# [The exercise]
Find the string "right" in the records. Copy every line it appears in.
# # #
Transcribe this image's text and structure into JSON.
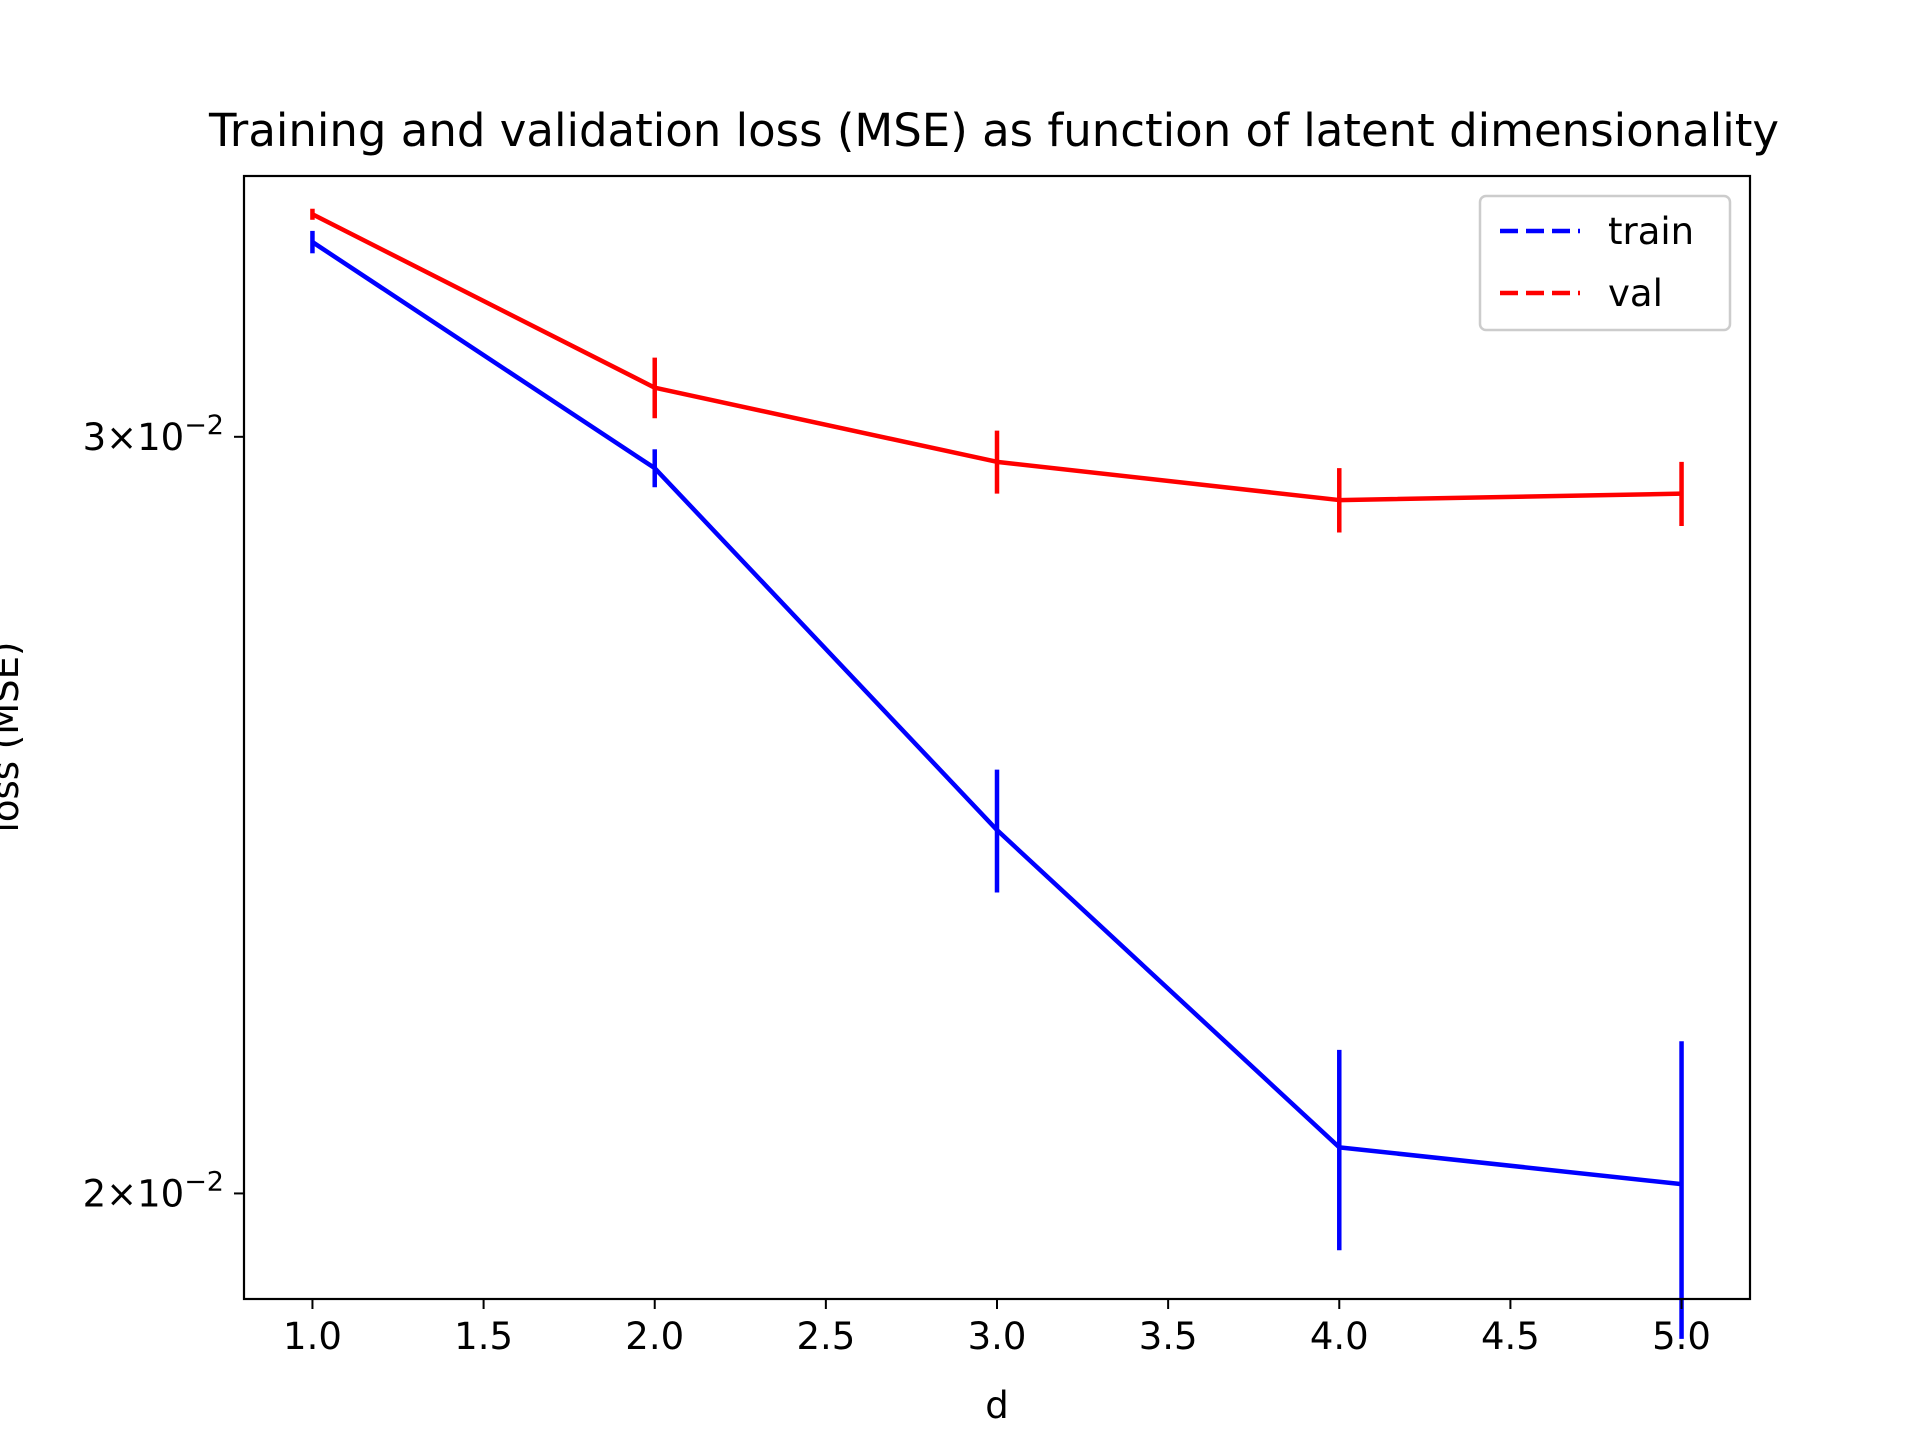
{
  "chart_data": {
    "type": "line",
    "title": "Training and validation loss (MSE) as function of latent dimensionality",
    "xlabel": "d",
    "ylabel": "loss (MSE)",
    "xlim": [
      0.8,
      5.2
    ],
    "ylim": [
      0.0189,
      0.0345
    ],
    "yscale": "log",
    "x_ticks": [
      1.0,
      1.5,
      2.0,
      2.5,
      3.0,
      3.5,
      4.0,
      4.5,
      5.0
    ],
    "x_tick_labels": [
      "1.0",
      "1.5",
      "2.0",
      "2.5",
      "3.0",
      "3.5",
      "4.0",
      "4.5",
      "5.0"
    ],
    "y_ticks": [
      0.02,
      0.03
    ],
    "y_tick_labels": [
      {
        "base": "2",
        "exp": "−2"
      },
      {
        "base": "3",
        "exp": "−2"
      }
    ],
    "y_tick_times": "×",
    "y_tick_ten": "10",
    "legend_position": "upper right",
    "grid": false,
    "series": [
      {
        "name": "train",
        "color": "#0000ff",
        "x": [
          1,
          2,
          3,
          4,
          5
        ],
        "y": [
          0.0333,
          0.0295,
          0.0243,
          0.0205,
          0.0201
        ],
        "yerr": [
          0.0002,
          0.0003,
          0.0008,
          0.0011,
          0.0016
        ]
      },
      {
        "name": "val",
        "color": "#ff0000",
        "x": [
          1,
          2,
          3,
          4,
          5
        ],
        "y": [
          0.0338,
          0.0308,
          0.0296,
          0.029,
          0.0291
        ],
        "yerr": [
          0.0001,
          0.0005,
          0.0005,
          0.0005,
          0.0005
        ]
      }
    ]
  }
}
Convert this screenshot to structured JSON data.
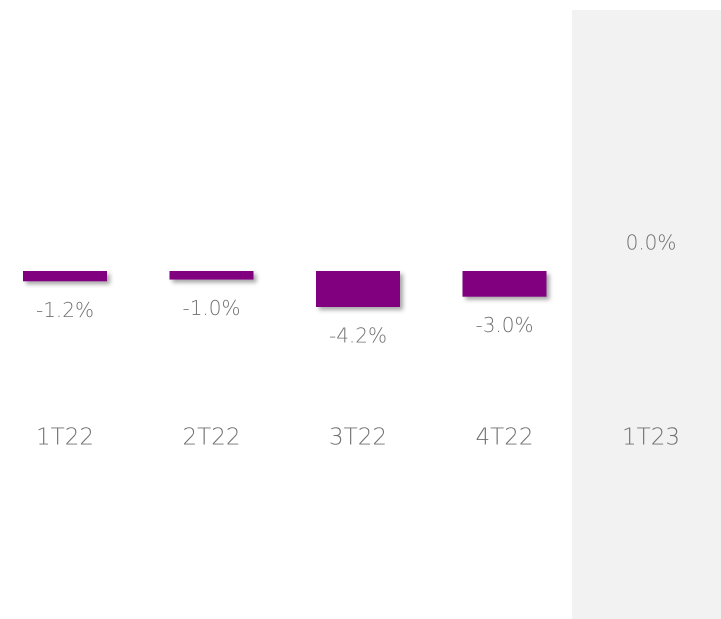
{
  "chart_data": {
    "type": "bar",
    "categories": [
      "1T22",
      "2T22",
      "3T22",
      "4T22",
      "1T23"
    ],
    "values": [
      -1.2,
      -1.0,
      -4.2,
      -3.0,
      0.0
    ],
    "value_labels": [
      "-1.2%",
      "-1.0%",
      "-4.2%",
      "-3.0%",
      "0.0%"
    ],
    "color": "#800080",
    "ylim": [
      -5,
      0
    ]
  }
}
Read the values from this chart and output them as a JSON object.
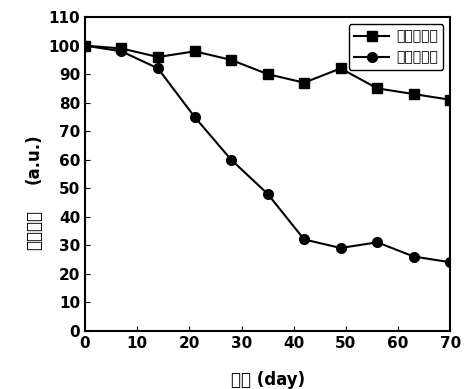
{
  "series1_label": "配体交换后",
  "series1_x": [
    0,
    7,
    14,
    21,
    28,
    35,
    42,
    49,
    56,
    63,
    70
  ],
  "series1_y": [
    100,
    99,
    96,
    98,
    95,
    90,
    87,
    92,
    85,
    83,
    81
  ],
  "series1_marker": "s",
  "series1_color": "#000000",
  "series2_label": "未配体交换",
  "series2_x": [
    0,
    7,
    14,
    21,
    28,
    35,
    42,
    49,
    56,
    63,
    70
  ],
  "series2_y": [
    100,
    98,
    92,
    75,
    60,
    48,
    32,
    29,
    31,
    26,
    24
  ],
  "series2_marker": "o",
  "series2_color": "#000000",
  "xlabel_cn": "时间",
  "xlabel_en": " (day)",
  "ylabel_line1": "(a.u.)",
  "ylabel_line2": "相对亮度",
  "xlim": [
    0,
    70
  ],
  "ylim": [
    0,
    110
  ],
  "xticks": [
    0,
    10,
    20,
    30,
    40,
    50,
    60,
    70
  ],
  "yticks": [
    0,
    10,
    20,
    30,
    40,
    50,
    60,
    70,
    80,
    90,
    100,
    110
  ],
  "linewidth": 1.5,
  "markersize": 7,
  "legend_loc": "upper right",
  "background_color": "#ffffff",
  "tick_fontsize": 11,
  "label_fontsize": 12
}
# # #
# [Solution for this exercise]
    "legend_position": "upper right",
  "legend_loc": "upper right",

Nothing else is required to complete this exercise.